In the copy, keep every record exact and leave out all images.

THE INPUT →
_ _ _ _

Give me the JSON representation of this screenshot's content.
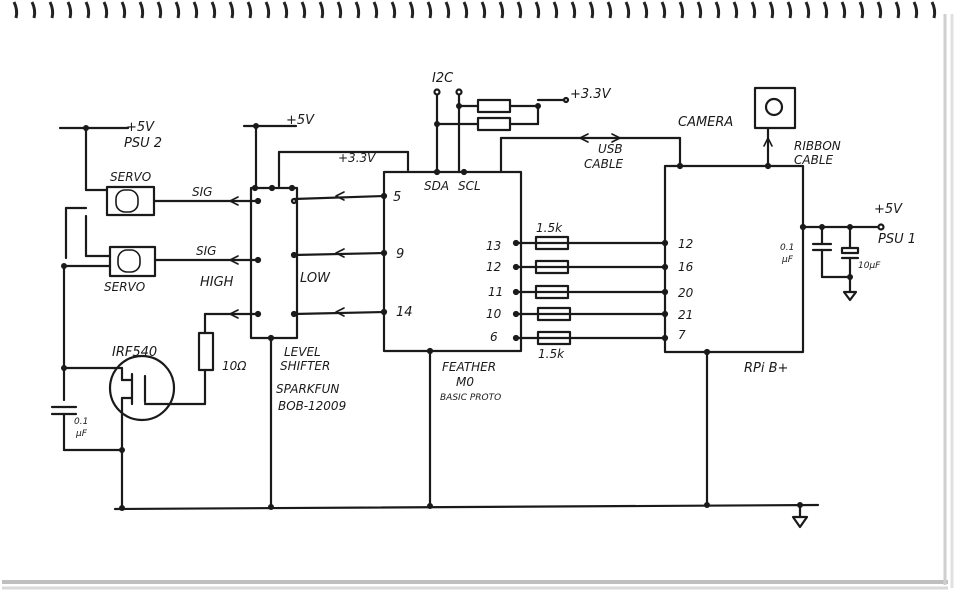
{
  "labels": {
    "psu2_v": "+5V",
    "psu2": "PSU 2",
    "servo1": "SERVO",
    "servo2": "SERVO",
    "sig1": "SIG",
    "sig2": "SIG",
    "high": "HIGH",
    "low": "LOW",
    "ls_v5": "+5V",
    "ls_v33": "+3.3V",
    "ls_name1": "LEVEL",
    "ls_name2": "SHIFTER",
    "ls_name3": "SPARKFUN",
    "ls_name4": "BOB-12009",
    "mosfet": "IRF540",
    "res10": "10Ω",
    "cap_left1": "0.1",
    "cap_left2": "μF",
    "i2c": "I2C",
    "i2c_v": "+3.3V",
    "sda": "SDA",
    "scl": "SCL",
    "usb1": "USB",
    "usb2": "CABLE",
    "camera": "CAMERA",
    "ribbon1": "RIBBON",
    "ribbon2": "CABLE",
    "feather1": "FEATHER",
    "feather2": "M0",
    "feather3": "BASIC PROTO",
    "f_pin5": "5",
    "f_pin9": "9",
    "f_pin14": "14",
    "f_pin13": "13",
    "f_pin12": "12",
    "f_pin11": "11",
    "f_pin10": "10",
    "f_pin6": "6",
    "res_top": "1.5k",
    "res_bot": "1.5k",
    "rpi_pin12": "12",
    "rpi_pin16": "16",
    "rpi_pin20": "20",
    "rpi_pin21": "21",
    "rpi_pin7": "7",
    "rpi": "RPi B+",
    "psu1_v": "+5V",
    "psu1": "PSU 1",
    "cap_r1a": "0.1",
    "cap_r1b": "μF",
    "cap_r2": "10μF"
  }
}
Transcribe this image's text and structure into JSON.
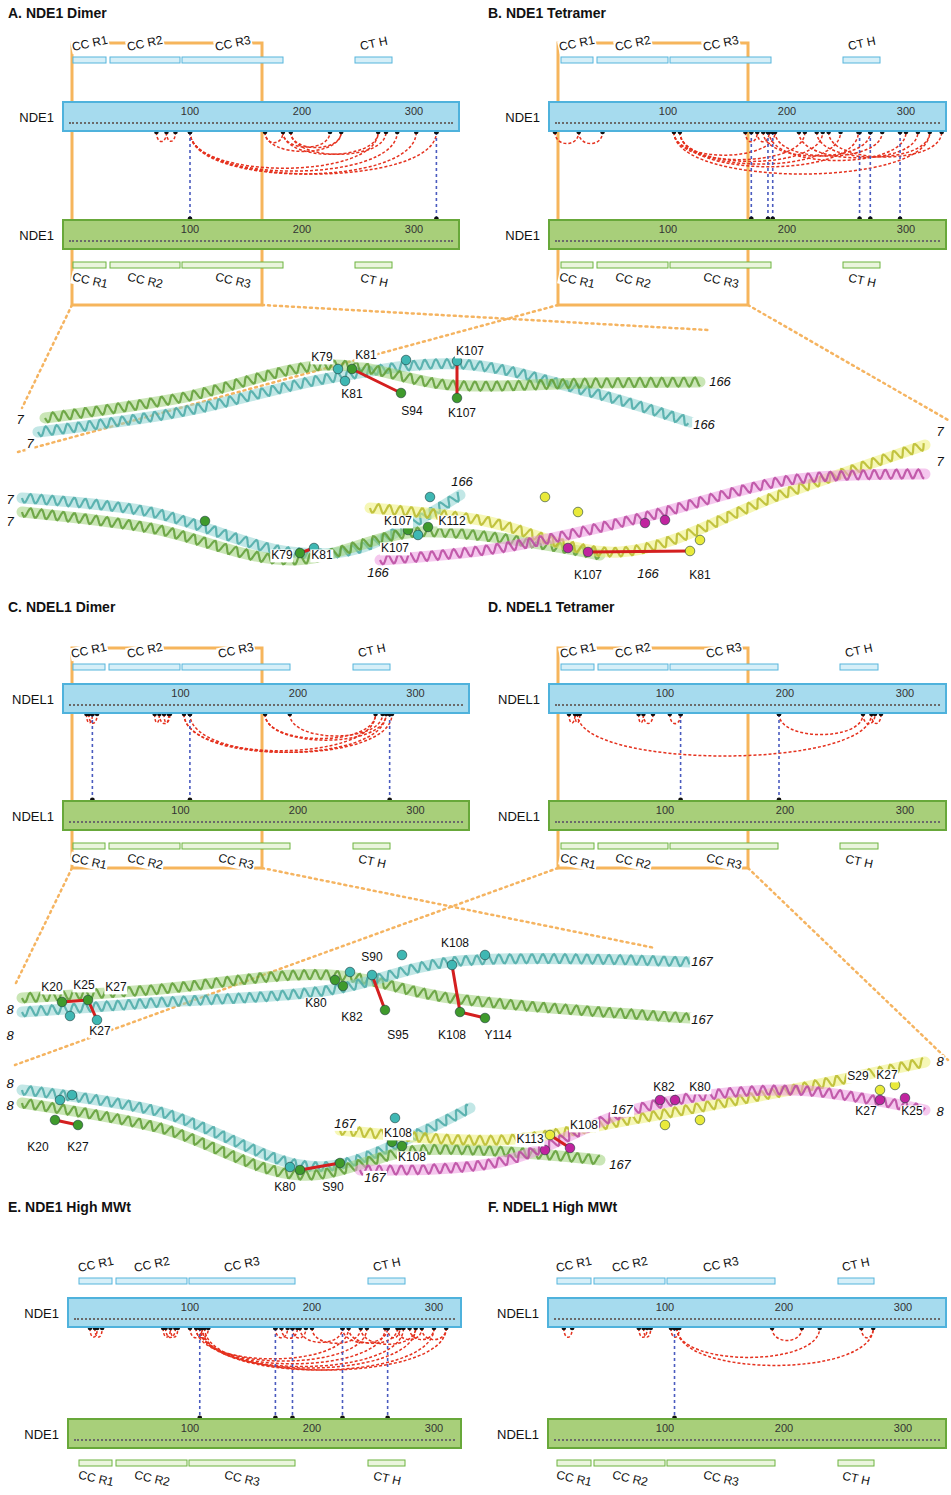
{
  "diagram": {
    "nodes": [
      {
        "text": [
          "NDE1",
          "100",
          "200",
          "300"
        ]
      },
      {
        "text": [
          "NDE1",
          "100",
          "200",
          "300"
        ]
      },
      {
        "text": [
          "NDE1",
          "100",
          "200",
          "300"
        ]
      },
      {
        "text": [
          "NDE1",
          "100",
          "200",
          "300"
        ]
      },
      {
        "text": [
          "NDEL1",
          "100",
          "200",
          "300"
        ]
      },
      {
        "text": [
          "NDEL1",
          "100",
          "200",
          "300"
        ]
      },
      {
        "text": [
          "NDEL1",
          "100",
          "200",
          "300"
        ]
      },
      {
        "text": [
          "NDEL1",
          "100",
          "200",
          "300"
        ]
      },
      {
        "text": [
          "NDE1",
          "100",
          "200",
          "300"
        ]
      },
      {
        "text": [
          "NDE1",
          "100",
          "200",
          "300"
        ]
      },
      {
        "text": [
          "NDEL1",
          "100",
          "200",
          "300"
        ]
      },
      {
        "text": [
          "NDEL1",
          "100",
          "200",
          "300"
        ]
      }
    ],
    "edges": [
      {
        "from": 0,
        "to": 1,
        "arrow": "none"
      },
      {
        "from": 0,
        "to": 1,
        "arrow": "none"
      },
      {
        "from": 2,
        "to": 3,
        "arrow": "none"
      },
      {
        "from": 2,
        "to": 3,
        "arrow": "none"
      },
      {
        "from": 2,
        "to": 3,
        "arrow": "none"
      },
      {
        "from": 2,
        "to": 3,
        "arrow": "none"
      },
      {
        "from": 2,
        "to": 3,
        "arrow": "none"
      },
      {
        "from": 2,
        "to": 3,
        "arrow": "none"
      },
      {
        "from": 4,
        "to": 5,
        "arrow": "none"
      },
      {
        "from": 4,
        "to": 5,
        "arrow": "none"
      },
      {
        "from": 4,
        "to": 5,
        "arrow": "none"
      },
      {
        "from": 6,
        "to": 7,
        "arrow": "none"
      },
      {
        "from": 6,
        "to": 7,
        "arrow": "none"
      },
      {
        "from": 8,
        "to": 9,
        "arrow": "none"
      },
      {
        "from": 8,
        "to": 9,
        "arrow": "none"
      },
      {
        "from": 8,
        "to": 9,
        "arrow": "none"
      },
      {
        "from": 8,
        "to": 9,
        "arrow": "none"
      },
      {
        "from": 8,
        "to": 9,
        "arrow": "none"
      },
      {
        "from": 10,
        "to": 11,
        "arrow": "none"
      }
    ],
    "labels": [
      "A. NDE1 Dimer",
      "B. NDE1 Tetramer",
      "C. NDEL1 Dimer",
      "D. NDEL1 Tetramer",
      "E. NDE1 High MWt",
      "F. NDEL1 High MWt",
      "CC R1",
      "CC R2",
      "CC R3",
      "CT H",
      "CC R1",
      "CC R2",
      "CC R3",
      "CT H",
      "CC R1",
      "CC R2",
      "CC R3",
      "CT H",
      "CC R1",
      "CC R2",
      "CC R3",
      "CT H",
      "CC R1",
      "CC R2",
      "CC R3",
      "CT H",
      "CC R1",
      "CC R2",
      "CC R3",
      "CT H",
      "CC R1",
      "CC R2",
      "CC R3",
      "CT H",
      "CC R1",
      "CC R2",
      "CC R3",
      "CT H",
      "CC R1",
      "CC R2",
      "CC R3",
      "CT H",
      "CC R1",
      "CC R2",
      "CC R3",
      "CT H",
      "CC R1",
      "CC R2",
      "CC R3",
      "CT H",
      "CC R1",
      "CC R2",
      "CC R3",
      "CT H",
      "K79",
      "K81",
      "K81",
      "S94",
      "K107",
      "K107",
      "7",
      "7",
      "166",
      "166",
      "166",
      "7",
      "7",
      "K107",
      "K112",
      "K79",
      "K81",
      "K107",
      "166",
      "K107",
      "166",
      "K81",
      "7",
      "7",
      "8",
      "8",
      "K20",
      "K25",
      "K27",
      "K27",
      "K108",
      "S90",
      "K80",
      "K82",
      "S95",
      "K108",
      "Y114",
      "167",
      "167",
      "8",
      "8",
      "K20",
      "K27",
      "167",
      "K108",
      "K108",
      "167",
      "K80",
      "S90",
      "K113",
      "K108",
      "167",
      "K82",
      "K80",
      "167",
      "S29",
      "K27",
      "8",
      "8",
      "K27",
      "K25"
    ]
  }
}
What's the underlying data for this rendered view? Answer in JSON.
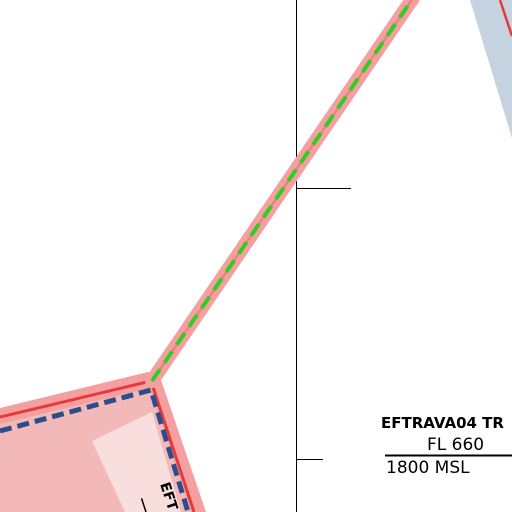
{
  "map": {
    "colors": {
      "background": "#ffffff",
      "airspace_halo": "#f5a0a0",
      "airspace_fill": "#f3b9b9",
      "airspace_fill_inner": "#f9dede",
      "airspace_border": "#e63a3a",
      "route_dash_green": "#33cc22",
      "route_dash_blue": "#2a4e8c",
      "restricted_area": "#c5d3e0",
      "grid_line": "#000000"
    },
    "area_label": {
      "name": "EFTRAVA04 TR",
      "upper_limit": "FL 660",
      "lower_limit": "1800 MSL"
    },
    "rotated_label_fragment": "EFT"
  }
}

_ _ _ _

SOLUTION →
Give me the JSON representation of this screenshot's content.
{
  "labels": {
    "psu2_v": "+5V",
    "psu2": "PSU 2",
    "servo1": "SERVO",
    "servo2": "SERVO",
    "sig1": "SIG",
    "sig2": "SIG",
    "high": "HIGH",
    "low": "LOW",
    "ls_v5": "+5V",
    "ls_v33": "+3.3V",
    "ls_name1": "LEVEL",
    "ls_name2": "SHIFTER",
    "ls_name3": "SPARKFUN",
    "ls_name4": "BOB-12009",
    "mosfet": "IRF540",
    "res10": "10Ω",
    "cap_left1": "0.1",
    "cap_left2": "μF",
    "i2c": "I2C",
    "i2c_v": "+3.3V",
    "sda": "SDA",
    "scl": "SCL",
    "usb1": "USB",
    "usb2": "CABLE",
    "camera": "CAMERA",
    "ribbon1": "RIBBON",
    "ribbon2": "CABLE",
    "feather1": "FEATHER",
    "feather2": "M0",
    "feather3": "BASIC PROTO",
    "f_pin5": "5",
    "f_pin9": "9",
    "f_pin14": "14",
    "f_pin13": "13",
    "f_pin12": "12",
    "f_pin11": "11",
    "f_pin10": "10",
    "f_pin6": "6",
    "res_top": "1.5k",
    "res_bot": "1.5k",
    "rpi_pin12": "12",
    "rpi_pin16": "16",
    "rpi_pin20": "20",
    "rpi_pin21": "21",
    "rpi_pin7": "7",
    "rpi": "RPi B+",
    "psu1_v": "+5V",
    "psu1": "PSU 1",
    "cap_r1a": "0.1",
    "cap_r1b": "μF",
    "cap_r2": "10μF"
  }
}
Transcribe this image's text and structure into JSON.
{
  "diagram": {
    "nodes": [
      {
        "text": [
          "NDE1",
          "100",
          "200",
          "300"
        ]
      },
      {
        "text": [
          "NDE1",
          "100",
          "200",
          "300"
        ]
      },
      {
        "text": [
          "NDE1",
          "100",
          "200",
          "300"
        ]
      },
      {
        "text": [
          "NDE1",
          "100",
          "200",
          "300"
        ]
      },
      {
        "text": [
          "NDEL1",
          "100",
          "200",
          "300"
        ]
      },
      {
        "text": [
          "NDEL1",
          "100",
          "200",
          "300"
        ]
      },
      {
        "text": [
          "NDEL1",
          "100",
          "200",
          "300"
        ]
      },
      {
        "text": [
          "NDEL1",
          "100",
          "200",
          "300"
        ]
      },
      {
        "text": [
          "NDE1",
          "100",
          "200",
          "300"
        ]
      },
      {
        "text": [
          "NDE1",
          "100",
          "200",
          "300"
        ]
      },
      {
        "text": [
          "NDEL1",
          "100",
          "200",
          "300"
        ]
      },
      {
        "text": [
          "NDEL1",
          "100",
          "200",
          "300"
        ]
      }
    ],
    "edges": [
      {
        "from": 0,
        "to": 1,
        "arrow": "none"
      },
      {
        "from": 0,
        "to": 1,
        "arrow": "none"
      },
      {
        "from": 2,
        "to": 3,
        "arrow": "none"
      },
      {
        "from": 2,
        "to": 3,
        "arrow": "none"
      },
      {
        "from": 2,
        "to": 3,
        "arrow": "none"
      },
      {
        "from": 2,
        "to": 3,
        "arrow": "none"
      },
      {
        "from": 2,
        "to": 3,
        "arrow": "none"
      },
      {
        "from": 2,
        "to": 3,
        "arrow": "none"
      },
      {
        "from": 4,
        "to": 5,
        "arrow": "none"
      },
      {
        "from": 4,
        "to": 5,
        "arrow": "none"
      },
      {
        "from": 4,
        "to": 5,
        "arrow": "none"
      },
      {
        "from": 6,
        "to": 7,
        "arrow": "none"
      },
      {
        "from": 6,
        "to": 7,
        "arrow": "none"
      },
      {
        "from": 8,
        "to": 9,
        "arrow": "none"
      },
      {
        "from": 8,
        "to": 9,
        "arrow": "none"
      },
      {
        "from": 8,
        "to": 9,
        "arrow": "none"
      },
      {
        "from": 8,
        "to": 9,
        "arrow": "none"
      },
      {
        "from": 8,
        "to": 9,
        "arrow": "none"
      },
      {
        "from": 10,
        "to": 11,
        "arrow": "none"
      }
    ],
    "labels": [
      "A. NDE1 Dimer",
      "B. NDE1 Tetramer",
      "C. NDEL1 Dimer",
      "D. NDEL1 Tetramer",
      "E. NDE1 High MWt",
      "F. NDEL1 High MWt",
      "CC R1",
      "CC R2",
      "CC R3",
      "CT H",
      "CC R1",
      "CC R2",
      "CC R3",
      "CT H",
      "CC R1",
      "CC R2",
      "CC R3",
      "CT H",
      "CC R1",
      "CC R2",
      "CC R3",
      "CT H",
      "CC R1",
      "CC R2",
      "CC R3",
      "CT H",
      "CC R1",
      "CC R2",
      "CC R3",
      "CT H",
      "CC R1",
      "CC R2",
      "CC R3",
      "CT H",
      "CC R1",
      "CC R2",
      "CC R3",
      "CT H",
      "CC R1",
      "CC R2",
      "CC R3",
      "CT H",
      "CC R1",
      "CC R2",
      "CC R3",
      "CT H",
      "CC R1",
      "CC R2",
      "CC R3",
      "CT H",
      "CC R1",
      "CC R2",
      "CC R3",
      "CT H",
      "K79",
      "K81",
      "K81",
      "S94",
      "K107",
      "K107",
      "7",
      "7",
      "166",
      "166",
      "166",
      "7",
      "7",
      "K107",
      "K112",
      "K79",
      "K81",
      "K107",
      "166",
      "K107",
      "166",
      "K81",
      "7",
      "7",
      "8",
      "8",
      "K20",
      "K25",
      "K27",
      "K27",
      "K108",
      "S90",
      "K80",
      "K82",
      "S95",
      "K108",
      "Y114",
      "167",
      "167",
      "8",
      "8",
      "K20",
      "K27",
      "167",
      "K108",
      "K108",
      "167",
      "K80",
      "S90",
      "K113",
      "K108",
      "167",
      "K82",
      "K80",
      "167",
      "S29",
      "K27",
      "8",
      "8",
      "K27",
      "K25"
    ]
  }
}
What's the underlying data for this rendered view? Answer in JSON.
{
  "map": {
    "colors": {
      "background": "#ffffff",
      "airspace_halo": "#f5a0a0",
      "airspace_fill": "#f3b9b9",
      "airspace_fill_inner": "#f9dede",
      "airspace_border": "#e63a3a",
      "route_dash_green": "#33cc22",
      "route_dash_blue": "#2a4e8c",
      "restricted_area": "#c5d3e0",
      "grid_line": "#000000"
    },
    "area_label": {
      "name": "EFTRAVA04 TR",
      "upper_limit": "FL 660",
      "lower_limit": "1800 MSL"
    },
    "rotated_label_fragment": "EFT"
  }
}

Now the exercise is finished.